Could you print all the entries exactly?

══ Data section ══

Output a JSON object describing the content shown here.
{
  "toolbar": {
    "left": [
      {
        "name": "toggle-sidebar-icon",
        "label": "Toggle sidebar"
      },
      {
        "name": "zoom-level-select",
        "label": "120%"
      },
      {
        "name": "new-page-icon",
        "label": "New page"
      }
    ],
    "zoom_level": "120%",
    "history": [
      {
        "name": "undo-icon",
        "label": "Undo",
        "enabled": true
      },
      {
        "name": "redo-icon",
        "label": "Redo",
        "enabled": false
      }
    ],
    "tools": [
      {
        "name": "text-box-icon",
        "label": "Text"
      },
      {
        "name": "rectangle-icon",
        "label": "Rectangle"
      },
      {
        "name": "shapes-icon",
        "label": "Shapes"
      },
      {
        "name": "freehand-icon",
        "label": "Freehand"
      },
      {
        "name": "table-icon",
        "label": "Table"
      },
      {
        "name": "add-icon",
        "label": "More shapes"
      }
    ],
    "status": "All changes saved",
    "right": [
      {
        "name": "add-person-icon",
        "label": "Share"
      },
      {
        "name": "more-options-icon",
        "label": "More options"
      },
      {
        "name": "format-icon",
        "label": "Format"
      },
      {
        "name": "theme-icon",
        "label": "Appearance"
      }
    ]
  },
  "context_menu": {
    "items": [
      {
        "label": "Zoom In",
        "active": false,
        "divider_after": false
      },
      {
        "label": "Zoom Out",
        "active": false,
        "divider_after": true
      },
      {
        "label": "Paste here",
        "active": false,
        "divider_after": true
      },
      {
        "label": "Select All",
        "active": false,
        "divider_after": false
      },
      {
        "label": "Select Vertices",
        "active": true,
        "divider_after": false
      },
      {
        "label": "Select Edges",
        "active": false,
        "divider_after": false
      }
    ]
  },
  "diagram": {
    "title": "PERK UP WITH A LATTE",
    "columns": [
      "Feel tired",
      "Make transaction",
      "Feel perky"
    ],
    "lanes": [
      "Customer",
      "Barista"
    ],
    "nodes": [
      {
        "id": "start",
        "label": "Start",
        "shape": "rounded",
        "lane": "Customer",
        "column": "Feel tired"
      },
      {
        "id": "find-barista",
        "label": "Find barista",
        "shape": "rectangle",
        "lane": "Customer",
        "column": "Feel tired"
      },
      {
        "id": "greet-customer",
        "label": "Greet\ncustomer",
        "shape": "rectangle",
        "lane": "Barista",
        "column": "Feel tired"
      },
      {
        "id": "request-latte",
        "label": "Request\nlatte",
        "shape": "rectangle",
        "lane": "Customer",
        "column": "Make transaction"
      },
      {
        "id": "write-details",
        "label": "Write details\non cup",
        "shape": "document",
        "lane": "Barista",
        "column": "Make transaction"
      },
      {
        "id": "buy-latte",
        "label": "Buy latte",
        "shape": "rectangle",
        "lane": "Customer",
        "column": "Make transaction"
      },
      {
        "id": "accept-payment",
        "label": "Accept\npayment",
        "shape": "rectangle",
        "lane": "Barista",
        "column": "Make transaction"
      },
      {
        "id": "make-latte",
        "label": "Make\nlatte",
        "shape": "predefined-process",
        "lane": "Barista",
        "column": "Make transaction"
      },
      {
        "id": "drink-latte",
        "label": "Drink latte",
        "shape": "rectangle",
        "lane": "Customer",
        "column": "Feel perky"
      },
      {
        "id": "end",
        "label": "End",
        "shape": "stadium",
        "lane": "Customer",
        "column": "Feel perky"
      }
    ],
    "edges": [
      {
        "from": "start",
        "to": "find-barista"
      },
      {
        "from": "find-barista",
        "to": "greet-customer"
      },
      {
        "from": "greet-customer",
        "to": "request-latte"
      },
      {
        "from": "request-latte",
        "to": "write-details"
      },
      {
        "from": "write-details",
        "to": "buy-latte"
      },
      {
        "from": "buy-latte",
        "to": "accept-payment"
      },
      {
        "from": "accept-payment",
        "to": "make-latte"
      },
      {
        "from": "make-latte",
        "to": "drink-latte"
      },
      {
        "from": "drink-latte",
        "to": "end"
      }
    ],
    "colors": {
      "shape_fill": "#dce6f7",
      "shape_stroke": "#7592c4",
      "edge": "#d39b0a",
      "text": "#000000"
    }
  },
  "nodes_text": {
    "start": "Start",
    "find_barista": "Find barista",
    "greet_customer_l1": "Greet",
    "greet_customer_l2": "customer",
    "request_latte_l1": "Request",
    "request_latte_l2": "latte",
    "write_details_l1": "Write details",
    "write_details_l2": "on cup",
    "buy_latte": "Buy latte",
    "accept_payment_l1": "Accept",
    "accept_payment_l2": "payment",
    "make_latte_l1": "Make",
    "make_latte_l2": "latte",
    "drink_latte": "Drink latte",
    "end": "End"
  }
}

═══

**Answer in full:**
Output a JSON object describing the content shown here.
{
  "toolbar": {
    "left": [
      {
        "name": "toggle-sidebar-icon",
        "label": "Toggle sidebar"
      },
      {
        "name": "zoom-level-select",
        "label": "120%"
      },
      {
        "name": "new-page-icon",
        "label": "New page"
      }
    ],
    "zoom_level": "120%",
    "history": [
      {
        "name": "undo-icon",
        "label": "Undo",
        "enabled": true
      },
      {
        "name": "redo-icon",
        "label": "Redo",
        "enabled": false
      }
    ],
    "tools": [
      {
        "name": "text-box-icon",
        "label": "Text"
      },
      {
        "name": "rectangle-icon",
        "label": "Rectangle"
      },
      {
        "name": "shapes-icon",
        "label": "Shapes"
      },
      {
        "name": "freehand-icon",
        "label": "Freehand"
      },
      {
        "name": "table-icon",
        "label": "Table"
      },
      {
        "name": "add-icon",
        "label": "More shapes"
      }
    ],
    "status": "All changes saved",
    "right": [
      {
        "name": "add-person-icon",
        "label": "Share"
      },
      {
        "name": "more-options-icon",
        "label": "More options"
      },
      {
        "name": "format-icon",
        "label": "Format"
      },
      {
        "name": "theme-icon",
        "label": "Appearance"
      }
    ]
  },
  "context_menu": {
    "items": [
      {
        "label": "Zoom In",
        "active": false,
        "divider_after": false
      },
      {
        "label": "Zoom Out",
        "active": false,
        "divider_after": true
      },
      {
        "label": "Paste here",
        "active": false,
        "divider_after": true
      },
      {
        "label": "Select All",
        "active": false,
        "divider_after": false
      },
      {
        "label": "Select Vertices",
        "active": true,
        "divider_after": false
      },
      {
        "label": "Select Edges",
        "active": false,
        "divider_after": false
      }
    ]
  },
  "diagram": {
    "title": "PERK UP WITH A LATTE",
    "columns": [
      "Feel tired",
      "Make transaction",
      "Feel perky"
    ],
    "lanes": [
      "Customer",
      "Barista"
    ],
    "nodes": [
      {
        "id": "start",
        "label": "Start",
        "shape": "rounded",
        "lane": "Customer",
        "column": "Feel tired"
      },
      {
        "id": "find-barista",
        "label": "Find barista",
        "shape": "rectangle",
        "lane": "Customer",
        "column": "Feel tired"
      },
      {
        "id": "greet-customer",
        "label": "Greet\ncustomer",
        "shape": "rectangle",
        "lane": "Barista",
        "column": "Feel tired"
      },
      {
        "id": "request-latte",
        "label": "Request\nlatte",
        "shape": "rectangle",
        "lane": "Customer",
        "column": "Make transaction"
      },
      {
        "id": "write-details",
        "label": "Write details\non cup",
        "shape": "document",
        "lane": "Barista",
        "column": "Make transaction"
      },
      {
        "id": "buy-latte",
        "label": "Buy latte",
        "shape": "rectangle",
        "lane": "Customer",
        "column": "Make transaction"
      },
      {
        "id": "accept-payment",
        "label": "Accept\npayment",
        "shape": "rectangle",
        "lane": "Barista",
        "column": "Make transaction"
      },
      {
        "id": "make-latte",
        "label": "Make\nlatte",
        "shape": "predefined-process",
        "lane": "Barista",
        "column": "Make transaction"
      },
      {
        "id": "drink-latte",
        "label": "Drink latte",
        "shape": "rectangle",
        "lane": "Customer",
        "column": "Feel perky"
      },
      {
        "id": "end",
        "label": "End",
        "shape": "stadium",
        "lane": "Customer",
        "column": "Feel perky"
      }
    ],
    "edges": [
      {
        "from": "start",
        "to": "find-barista"
      },
      {
        "from": "find-barista",
        "to": "greet-customer"
      },
      {
        "from": "greet-customer",
        "to": "request-latte"
      },
      {
        "from": "request-latte",
        "to": "write-details"
      },
      {
        "from": "write-details",
        "to": "buy-latte"
      },
      {
        "from": "buy-latte",
        "to": "accept-payment"
      },
      {
        "from": "accept-payment",
        "to": "make-latte"
      },
      {
        "from": "make-latte",
        "to": "drink-latte"
      },
      {
        "from": "drink-latte",
        "to": "end"
      }
    ],
    "colors": {
      "shape_fill": "#dce6f7",
      "shape_stroke": "#7592c4",
      "edge": "#d39b0a",
      "text": "#000000"
    }
  },
  "nodes_text": {
    "start": "Start",
    "find_barista": "Find barista",
    "greet_customer_l1": "Greet",
    "greet_customer_l2": "customer",
    "request_latte_l1": "Request",
    "request_latte_l2": "latte",
    "write_details_l1": "Write details",
    "write_details_l2": "on cup",
    "buy_latte": "Buy latte",
    "accept_payment_l1": "Accept",
    "accept_payment_l2": "payment",
    "make_latte_l1": "Make",
    "make_latte_l2": "latte",
    "drink_latte": "Drink latte",
    "end": "End"
  }
}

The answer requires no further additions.